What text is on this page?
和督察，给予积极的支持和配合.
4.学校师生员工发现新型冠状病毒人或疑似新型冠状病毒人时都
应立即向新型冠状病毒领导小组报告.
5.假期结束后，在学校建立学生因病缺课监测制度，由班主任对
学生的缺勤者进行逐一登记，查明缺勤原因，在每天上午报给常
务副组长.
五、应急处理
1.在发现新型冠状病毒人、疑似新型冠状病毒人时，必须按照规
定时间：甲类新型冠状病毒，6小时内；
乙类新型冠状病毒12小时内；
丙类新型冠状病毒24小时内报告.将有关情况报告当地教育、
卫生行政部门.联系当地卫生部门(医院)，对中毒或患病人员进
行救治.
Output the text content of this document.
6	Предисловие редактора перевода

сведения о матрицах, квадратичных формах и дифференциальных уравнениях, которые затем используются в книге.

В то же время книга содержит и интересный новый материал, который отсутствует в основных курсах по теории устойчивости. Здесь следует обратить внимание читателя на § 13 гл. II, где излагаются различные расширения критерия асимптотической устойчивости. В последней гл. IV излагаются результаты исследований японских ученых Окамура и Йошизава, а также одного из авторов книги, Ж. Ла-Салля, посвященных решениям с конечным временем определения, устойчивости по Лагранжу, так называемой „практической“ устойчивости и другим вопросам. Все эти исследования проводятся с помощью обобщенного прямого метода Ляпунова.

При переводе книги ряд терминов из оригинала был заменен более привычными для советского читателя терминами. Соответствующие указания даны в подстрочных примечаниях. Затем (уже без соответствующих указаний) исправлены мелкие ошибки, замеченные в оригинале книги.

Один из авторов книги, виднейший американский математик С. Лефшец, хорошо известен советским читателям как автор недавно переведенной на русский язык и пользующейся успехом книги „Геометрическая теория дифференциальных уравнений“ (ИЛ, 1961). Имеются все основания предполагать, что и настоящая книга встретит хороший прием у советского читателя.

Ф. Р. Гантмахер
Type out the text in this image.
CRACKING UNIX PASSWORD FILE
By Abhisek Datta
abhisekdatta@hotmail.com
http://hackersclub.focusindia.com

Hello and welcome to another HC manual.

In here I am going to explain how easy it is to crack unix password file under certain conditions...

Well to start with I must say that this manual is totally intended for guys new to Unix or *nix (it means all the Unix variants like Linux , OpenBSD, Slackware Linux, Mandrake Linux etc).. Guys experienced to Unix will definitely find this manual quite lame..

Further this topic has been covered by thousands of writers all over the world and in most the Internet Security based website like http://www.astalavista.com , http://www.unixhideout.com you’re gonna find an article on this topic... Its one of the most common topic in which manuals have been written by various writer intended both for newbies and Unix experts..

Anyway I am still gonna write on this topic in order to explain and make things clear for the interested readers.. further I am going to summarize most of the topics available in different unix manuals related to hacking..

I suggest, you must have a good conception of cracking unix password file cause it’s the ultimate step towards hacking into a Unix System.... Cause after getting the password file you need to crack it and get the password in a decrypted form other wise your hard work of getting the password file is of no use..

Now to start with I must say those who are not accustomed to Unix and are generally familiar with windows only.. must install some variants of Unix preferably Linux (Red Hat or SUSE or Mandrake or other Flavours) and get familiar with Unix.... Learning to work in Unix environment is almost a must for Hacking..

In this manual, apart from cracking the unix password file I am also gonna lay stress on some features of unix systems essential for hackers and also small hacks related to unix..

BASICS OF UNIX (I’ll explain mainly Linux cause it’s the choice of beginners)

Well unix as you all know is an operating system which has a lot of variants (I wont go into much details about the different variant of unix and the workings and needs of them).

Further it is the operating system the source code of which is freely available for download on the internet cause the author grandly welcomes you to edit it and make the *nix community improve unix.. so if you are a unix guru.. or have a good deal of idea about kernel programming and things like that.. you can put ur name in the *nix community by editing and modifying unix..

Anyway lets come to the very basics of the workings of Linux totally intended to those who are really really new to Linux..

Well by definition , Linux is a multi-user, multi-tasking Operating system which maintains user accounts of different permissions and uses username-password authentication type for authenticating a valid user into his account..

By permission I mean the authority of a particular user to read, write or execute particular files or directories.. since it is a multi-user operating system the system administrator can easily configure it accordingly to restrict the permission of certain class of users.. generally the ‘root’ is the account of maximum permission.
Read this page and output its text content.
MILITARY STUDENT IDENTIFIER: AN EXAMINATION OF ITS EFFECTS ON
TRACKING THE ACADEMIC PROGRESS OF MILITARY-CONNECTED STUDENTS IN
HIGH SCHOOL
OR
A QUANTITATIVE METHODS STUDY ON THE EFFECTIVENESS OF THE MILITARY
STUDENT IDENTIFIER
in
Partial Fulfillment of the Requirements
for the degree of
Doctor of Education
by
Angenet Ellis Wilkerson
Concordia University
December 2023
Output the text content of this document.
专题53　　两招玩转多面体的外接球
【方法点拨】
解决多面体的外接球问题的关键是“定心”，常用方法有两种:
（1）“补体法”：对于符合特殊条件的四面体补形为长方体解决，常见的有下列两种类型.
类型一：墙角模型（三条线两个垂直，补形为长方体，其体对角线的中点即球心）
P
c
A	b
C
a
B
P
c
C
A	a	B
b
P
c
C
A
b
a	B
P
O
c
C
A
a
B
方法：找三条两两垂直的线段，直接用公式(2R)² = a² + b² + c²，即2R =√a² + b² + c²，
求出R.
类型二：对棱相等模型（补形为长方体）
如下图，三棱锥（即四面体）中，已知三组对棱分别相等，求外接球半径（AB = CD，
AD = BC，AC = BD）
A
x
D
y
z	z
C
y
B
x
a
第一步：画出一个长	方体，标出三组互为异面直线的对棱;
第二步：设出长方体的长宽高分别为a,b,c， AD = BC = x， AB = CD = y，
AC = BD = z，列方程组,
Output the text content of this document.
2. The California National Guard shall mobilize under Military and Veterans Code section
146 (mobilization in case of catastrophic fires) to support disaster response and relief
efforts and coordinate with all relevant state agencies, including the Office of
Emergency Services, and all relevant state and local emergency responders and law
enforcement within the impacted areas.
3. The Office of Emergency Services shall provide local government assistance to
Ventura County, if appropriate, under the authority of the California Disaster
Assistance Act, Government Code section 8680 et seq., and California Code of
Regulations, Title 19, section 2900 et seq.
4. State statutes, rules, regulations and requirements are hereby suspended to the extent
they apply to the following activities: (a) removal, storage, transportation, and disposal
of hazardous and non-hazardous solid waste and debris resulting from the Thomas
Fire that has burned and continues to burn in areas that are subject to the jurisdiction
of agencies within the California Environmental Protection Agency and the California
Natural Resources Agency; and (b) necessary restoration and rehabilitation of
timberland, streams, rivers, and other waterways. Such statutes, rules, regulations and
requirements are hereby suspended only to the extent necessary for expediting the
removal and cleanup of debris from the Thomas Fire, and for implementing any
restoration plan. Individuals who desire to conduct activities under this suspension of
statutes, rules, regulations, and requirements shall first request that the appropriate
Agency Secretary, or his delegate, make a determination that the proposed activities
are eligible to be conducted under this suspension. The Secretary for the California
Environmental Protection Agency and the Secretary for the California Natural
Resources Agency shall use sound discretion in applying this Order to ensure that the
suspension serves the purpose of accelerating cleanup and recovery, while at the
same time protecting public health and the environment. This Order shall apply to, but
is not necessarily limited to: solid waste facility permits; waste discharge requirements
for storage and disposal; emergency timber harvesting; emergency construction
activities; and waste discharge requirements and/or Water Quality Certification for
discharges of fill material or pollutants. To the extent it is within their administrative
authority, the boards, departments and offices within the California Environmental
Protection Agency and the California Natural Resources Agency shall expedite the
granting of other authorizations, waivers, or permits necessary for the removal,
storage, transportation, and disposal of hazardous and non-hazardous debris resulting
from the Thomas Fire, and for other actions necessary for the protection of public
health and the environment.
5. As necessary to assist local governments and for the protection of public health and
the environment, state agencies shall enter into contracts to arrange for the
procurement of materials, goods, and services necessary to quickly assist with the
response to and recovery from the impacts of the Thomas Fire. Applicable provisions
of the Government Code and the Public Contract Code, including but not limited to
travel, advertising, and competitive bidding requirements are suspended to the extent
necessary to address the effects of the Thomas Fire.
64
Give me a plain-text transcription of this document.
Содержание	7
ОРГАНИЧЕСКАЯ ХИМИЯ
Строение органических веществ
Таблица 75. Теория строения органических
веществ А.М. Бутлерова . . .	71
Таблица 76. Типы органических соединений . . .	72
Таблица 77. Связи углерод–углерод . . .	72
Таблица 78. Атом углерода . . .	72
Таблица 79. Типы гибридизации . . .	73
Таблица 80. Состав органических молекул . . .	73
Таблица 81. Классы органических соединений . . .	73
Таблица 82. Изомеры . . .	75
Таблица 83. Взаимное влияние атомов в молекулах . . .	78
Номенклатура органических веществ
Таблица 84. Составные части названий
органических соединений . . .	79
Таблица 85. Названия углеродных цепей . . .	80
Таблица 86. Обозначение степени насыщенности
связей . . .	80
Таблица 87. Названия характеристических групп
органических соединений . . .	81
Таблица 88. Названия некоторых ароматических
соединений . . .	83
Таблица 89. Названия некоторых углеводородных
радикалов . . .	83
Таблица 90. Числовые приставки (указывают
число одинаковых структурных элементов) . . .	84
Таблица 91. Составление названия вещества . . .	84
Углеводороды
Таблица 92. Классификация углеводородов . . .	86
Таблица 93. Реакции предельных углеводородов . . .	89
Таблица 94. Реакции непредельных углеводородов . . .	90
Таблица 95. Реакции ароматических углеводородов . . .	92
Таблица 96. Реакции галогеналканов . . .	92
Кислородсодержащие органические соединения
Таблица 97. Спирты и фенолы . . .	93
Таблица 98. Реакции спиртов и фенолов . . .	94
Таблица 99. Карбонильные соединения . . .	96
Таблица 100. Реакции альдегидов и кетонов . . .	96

^^^^^^^^^^^^^^^^

Gather all lines from the records above in which "Типы" appears.

Таблица 76. Типы органических соединений . . .	72
Таблица 79. Типы гибридизации . . .	73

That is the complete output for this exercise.